> **Set problem**
Where a line of the listing below includes the word "Microsoft", reproduce that line.

(Recorded data)
▼
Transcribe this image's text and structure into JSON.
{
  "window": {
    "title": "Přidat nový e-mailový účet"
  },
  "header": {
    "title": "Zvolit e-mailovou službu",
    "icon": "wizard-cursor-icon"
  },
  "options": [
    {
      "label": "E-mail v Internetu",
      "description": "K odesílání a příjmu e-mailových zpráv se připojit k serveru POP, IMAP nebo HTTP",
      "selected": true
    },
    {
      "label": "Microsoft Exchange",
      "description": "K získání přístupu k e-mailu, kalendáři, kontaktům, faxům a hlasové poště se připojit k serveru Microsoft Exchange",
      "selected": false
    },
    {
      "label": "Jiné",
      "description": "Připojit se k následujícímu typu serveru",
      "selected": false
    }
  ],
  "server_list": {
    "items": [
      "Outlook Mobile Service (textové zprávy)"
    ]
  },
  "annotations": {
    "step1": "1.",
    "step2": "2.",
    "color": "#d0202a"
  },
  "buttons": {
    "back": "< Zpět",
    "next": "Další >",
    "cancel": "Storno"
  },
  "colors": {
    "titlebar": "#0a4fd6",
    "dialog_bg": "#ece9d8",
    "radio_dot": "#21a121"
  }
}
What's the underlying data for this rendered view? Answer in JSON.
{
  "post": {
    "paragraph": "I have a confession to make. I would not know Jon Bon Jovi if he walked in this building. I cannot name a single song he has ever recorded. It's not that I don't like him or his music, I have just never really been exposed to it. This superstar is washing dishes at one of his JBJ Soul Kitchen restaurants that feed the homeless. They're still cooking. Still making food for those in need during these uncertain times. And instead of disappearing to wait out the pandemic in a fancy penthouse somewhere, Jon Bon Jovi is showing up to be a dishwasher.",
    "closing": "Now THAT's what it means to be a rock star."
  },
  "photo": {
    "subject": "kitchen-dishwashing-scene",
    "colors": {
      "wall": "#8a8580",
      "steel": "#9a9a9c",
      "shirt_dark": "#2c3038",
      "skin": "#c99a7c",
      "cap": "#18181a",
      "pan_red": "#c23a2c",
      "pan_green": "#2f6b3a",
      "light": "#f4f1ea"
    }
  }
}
▲
> **The completed task**
      "label": "Microsoft Exchange",
      "description": "K získání přístupu k e-mailu, kalendáři, kontaktům, faxům a hlasové poště se připojit k serveru Microsoft Exchange",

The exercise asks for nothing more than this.